Copy out all of the material, matching it word for word.

— start —

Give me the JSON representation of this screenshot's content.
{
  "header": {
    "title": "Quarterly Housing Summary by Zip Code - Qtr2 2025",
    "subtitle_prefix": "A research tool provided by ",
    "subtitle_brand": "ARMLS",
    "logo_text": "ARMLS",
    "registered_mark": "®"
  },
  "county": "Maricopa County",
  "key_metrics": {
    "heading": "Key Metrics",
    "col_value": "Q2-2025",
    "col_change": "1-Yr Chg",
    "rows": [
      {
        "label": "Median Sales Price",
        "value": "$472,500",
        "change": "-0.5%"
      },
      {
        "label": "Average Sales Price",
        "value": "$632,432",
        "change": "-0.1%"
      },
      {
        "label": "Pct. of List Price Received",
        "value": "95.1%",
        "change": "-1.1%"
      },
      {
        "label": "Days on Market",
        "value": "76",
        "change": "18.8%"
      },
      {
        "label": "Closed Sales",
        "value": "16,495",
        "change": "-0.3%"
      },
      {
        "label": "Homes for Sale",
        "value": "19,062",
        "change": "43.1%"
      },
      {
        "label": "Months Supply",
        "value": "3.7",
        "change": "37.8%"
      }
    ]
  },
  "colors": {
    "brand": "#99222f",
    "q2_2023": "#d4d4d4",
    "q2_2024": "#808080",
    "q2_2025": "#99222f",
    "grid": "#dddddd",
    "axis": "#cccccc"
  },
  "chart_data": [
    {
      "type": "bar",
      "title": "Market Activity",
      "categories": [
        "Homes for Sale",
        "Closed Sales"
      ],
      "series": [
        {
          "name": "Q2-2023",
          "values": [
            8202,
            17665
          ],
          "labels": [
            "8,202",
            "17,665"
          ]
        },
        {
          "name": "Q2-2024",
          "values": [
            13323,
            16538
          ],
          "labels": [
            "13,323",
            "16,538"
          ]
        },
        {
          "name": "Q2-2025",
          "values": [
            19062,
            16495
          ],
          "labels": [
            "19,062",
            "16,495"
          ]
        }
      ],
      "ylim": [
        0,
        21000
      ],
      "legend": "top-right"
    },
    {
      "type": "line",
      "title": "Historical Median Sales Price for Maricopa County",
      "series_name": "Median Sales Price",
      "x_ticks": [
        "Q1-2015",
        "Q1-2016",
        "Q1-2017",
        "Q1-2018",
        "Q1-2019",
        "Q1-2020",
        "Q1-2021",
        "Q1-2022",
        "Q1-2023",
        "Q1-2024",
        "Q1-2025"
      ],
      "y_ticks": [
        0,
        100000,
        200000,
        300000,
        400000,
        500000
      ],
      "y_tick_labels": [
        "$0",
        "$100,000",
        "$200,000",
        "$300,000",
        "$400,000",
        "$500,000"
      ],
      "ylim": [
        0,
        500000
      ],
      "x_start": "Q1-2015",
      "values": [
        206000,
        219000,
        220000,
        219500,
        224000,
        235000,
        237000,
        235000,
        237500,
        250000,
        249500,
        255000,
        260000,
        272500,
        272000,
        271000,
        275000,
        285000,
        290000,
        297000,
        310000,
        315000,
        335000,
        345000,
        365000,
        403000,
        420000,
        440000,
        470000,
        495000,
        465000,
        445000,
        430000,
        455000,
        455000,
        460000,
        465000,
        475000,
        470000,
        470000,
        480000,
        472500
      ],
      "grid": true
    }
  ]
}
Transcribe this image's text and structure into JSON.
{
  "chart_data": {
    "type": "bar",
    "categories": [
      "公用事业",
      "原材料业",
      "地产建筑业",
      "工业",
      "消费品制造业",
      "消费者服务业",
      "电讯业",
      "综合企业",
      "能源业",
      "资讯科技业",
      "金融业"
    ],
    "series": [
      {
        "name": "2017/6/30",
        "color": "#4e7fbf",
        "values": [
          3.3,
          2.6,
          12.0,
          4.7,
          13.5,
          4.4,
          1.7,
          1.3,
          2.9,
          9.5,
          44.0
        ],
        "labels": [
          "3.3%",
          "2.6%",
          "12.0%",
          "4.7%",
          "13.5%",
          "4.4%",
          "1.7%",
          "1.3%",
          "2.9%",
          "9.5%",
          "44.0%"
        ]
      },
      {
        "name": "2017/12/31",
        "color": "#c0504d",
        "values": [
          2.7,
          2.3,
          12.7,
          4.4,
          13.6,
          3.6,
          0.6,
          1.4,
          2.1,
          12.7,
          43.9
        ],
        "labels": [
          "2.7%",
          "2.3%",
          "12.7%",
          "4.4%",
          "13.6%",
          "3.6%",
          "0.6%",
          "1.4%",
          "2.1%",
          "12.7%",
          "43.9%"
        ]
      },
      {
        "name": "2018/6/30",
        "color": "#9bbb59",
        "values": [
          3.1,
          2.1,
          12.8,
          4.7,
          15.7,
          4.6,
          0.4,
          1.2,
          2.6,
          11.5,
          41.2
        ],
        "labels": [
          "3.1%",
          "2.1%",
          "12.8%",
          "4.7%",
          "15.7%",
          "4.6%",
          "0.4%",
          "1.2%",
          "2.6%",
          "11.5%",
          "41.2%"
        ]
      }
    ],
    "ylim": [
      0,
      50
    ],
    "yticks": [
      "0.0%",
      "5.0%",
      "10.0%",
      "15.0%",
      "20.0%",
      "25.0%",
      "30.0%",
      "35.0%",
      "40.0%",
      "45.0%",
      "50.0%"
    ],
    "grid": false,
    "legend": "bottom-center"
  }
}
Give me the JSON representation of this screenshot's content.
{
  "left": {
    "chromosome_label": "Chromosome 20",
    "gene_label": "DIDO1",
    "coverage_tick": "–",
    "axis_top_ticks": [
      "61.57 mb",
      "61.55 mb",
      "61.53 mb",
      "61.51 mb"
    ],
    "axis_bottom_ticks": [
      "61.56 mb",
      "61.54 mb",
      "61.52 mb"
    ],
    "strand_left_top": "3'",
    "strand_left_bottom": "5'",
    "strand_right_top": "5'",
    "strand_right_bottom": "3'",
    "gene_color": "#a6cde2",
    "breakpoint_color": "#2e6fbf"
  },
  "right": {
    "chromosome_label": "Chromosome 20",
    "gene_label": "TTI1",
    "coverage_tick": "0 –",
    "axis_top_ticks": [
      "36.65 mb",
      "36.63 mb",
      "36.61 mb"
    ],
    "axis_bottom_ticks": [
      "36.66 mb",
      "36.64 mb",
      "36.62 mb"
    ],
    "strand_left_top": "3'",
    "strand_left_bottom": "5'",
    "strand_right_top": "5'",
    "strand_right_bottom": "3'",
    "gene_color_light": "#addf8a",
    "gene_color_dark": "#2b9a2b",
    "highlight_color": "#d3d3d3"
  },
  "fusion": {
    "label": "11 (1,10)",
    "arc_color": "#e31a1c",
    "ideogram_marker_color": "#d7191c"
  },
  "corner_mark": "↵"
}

— end —

*Result of the task*
Give me the JSON representation of this screenshot's content.
{
  "header": {
    "title": "Quarterly Housing Summary by Zip Code - Qtr2 2025",
    "subtitle_prefix": "A research tool provided by ",
    "subtitle_brand": "ARMLS",
    "logo_text": "ARMLS",
    "registered_mark": "®"
  },
  "county": "Maricopa County",
  "key_metrics": {
    "heading": "Key Metrics",
    "col_value": "Q2-2025",
    "col_change": "1-Yr Chg",
    "rows": [
      {
        "label": "Median Sales Price",
        "value": "$472,500",
        "change": "-0.5%"
      },
      {
        "label": "Average Sales Price",
        "value": "$632,432",
        "change": "-0.1%"
      },
      {
        "label": "Pct. of List Price Received",
        "value": "95.1%",
        "change": "-1.1%"
      },
      {
        "label": "Days on Market",
        "value": "76",
        "change": "18.8%"
      },
      {
        "label": "Closed Sales",
        "value": "16,495",
        "change": "-0.3%"
      },
      {
        "label": "Homes for Sale",
        "value": "19,062",
        "change": "43.1%"
      },
      {
        "label": "Months Supply",
        "value": "3.7",
        "change": "37.8%"
      }
    ]
  },
  "colors": {
    "brand": "#99222f",
    "q2_2023": "#d4d4d4",
    "q2_2024": "#808080",
    "q2_2025": "#99222f",
    "grid": "#dddddd",
    "axis": "#cccccc"
  },
  "chart_data": [
    {
      "type": "bar",
      "title": "Market Activity",
      "categories": [
        "Homes for Sale",
        "Closed Sales"
      ],
      "series": [
        {
          "name": "Q2-2023",
          "values": [
            8202,
            17665
          ],
          "labels": [
            "8,202",
            "17,665"
          ]
        },
        {
          "name": "Q2-2024",
          "values": [
            13323,
            16538
          ],
          "labels": [
            "13,323",
            "16,538"
          ]
        },
        {
          "name": "Q2-2025",
          "values": [
            19062,
            16495
          ],
          "labels": [
            "19,062",
            "16,495"
          ]
        }
      ],
      "ylim": [
        0,
        21000
      ],
      "legend": "top-right"
    },
    {
      "type": "line",
      "title": "Historical Median Sales Price for Maricopa County",
      "series_name": "Median Sales Price",
      "x_ticks": [
        "Q1-2015",
        "Q1-2016",
        "Q1-2017",
        "Q1-2018",
        "Q1-2019",
        "Q1-2020",
        "Q1-2021",
        "Q1-2022",
        "Q1-2023",
        "Q1-2024",
        "Q1-2025"
      ],
      "y_ticks": [
        0,
        100000,
        200000,
        300000,
        400000,
        500000
      ],
      "y_tick_labels": [
        "$0",
        "$100,000",
        "$200,000",
        "$300,000",
        "$400,000",
        "$500,000"
      ],
      "ylim": [
        0,
        500000
      ],
      "x_start": "Q1-2015",
      "values": [
        206000,
        219000,
        220000,
        219500,
        224000,
        235000,
        237000,
        235000,
        237500,
        250000,
        249500,
        255000,
        260000,
        272500,
        272000,
        271000,
        275000,
        285000,
        290000,
        297000,
        310000,
        315000,
        335000,
        345000,
        365000,
        403000,
        420000,
        440000,
        470000,
        495000,
        465000,
        445000,
        430000,
        455000,
        455000,
        460000,
        465000,
        475000,
        470000,
        470000,
        480000,
        472500
      ],
      "grid": true
    }
  ]
}
Transcribe this image's text and structure into JSON.
{
  "chart_data": {
    "type": "bar",
    "categories": [
      "公用事业",
      "原材料业",
      "地产建筑业",
      "工业",
      "消费品制造业",
      "消费者服务业",
      "电讯业",
      "综合企业",
      "能源业",
      "资讯科技业",
      "金融业"
    ],
    "series": [
      {
        "name": "2017/6/30",
        "color": "#4e7fbf",
        "values": [
          3.3,
          2.6,
          12.0,
          4.7,
          13.5,
          4.4,
          1.7,
          1.3,
          2.9,
          9.5,
          44.0
        ],
        "labels": [
          "3.3%",
          "2.6%",
          "12.0%",
          "4.7%",
          "13.5%",
          "4.4%",
          "1.7%",
          "1.3%",
          "2.9%",
          "9.5%",
          "44.0%"
        ]
      },
      {
        "name": "2017/12/31",
        "color": "#c0504d",
        "values": [
          2.7,
          2.3,
          12.7,
          4.4,
          13.6,
          3.6,
          0.6,
          1.4,
          2.1,
          12.7,
          43.9
        ],
        "labels": [
          "2.7%",
          "2.3%",
          "12.7%",
          "4.4%",
          "13.6%",
          "3.6%",
          "0.6%",
          "1.4%",
          "2.1%",
          "12.7%",
          "43.9%"
        ]
      },
      {
        "name": "2018/6/30",
        "color": "#9bbb59",
        "values": [
          3.1,
          2.1,
          12.8,
          4.7,
          15.7,
          4.6,
          0.4,
          1.2,
          2.6,
          11.5,
          41.2
        ],
        "labels": [
          "3.1%",
          "2.1%",
          "12.8%",
          "4.7%",
          "15.7%",
          "4.6%",
          "0.4%",
          "1.2%",
          "2.6%",
          "11.5%",
          "41.2%"
        ]
      }
    ],
    "ylim": [
      0,
      50
    ],
    "yticks": [
      "0.0%",
      "5.0%",
      "10.0%",
      "15.0%",
      "20.0%",
      "25.0%",
      "30.0%",
      "35.0%",
      "40.0%",
      "45.0%",
      "50.0%"
    ],
    "grid": false,
    "legend": "bottom-center"
  }
}
Give me the JSON representation of this screenshot's content.
{
  "left": {
    "chromosome_label": "Chromosome 20",
    "gene_label": "DIDO1",
    "coverage_tick": "–",
    "axis_top_ticks": [
      "61.57 mb",
      "61.55 mb",
      "61.53 mb",
      "61.51 mb"
    ],
    "axis_bottom_ticks": [
      "61.56 mb",
      "61.54 mb",
      "61.52 mb"
    ],
    "strand_left_top": "3'",
    "strand_left_bottom": "5'",
    "strand_right_top": "5'",
    "strand_right_bottom": "3'",
    "gene_color": "#a6cde2",
    "breakpoint_color": "#2e6fbf"
  },
  "right": {
    "chromosome_label": "Chromosome 20",
    "gene_label": "TTI1",
    "coverage_tick": "0 –",
    "axis_top_ticks": [
      "36.65 mb",
      "36.63 mb",
      "36.61 mb"
    ],
    "axis_bottom_ticks": [
      "36.66 mb",
      "36.64 mb",
      "36.62 mb"
    ],
    "strand_left_top": "3'",
    "strand_left_bottom": "5'",
    "strand_right_top": "5'",
    "strand_right_bottom": "3'",
    "gene_color_light": "#addf8a",
    "gene_color_dark": "#2b9a2b",
    "highlight_color": "#d3d3d3"
  },
  "fusion": {
    "label": "11 (1,10)",
    "arc_color": "#e31a1c",
    "ideogram_marker_color": "#d7191c"
  },
  "corner_mark": "↵"
}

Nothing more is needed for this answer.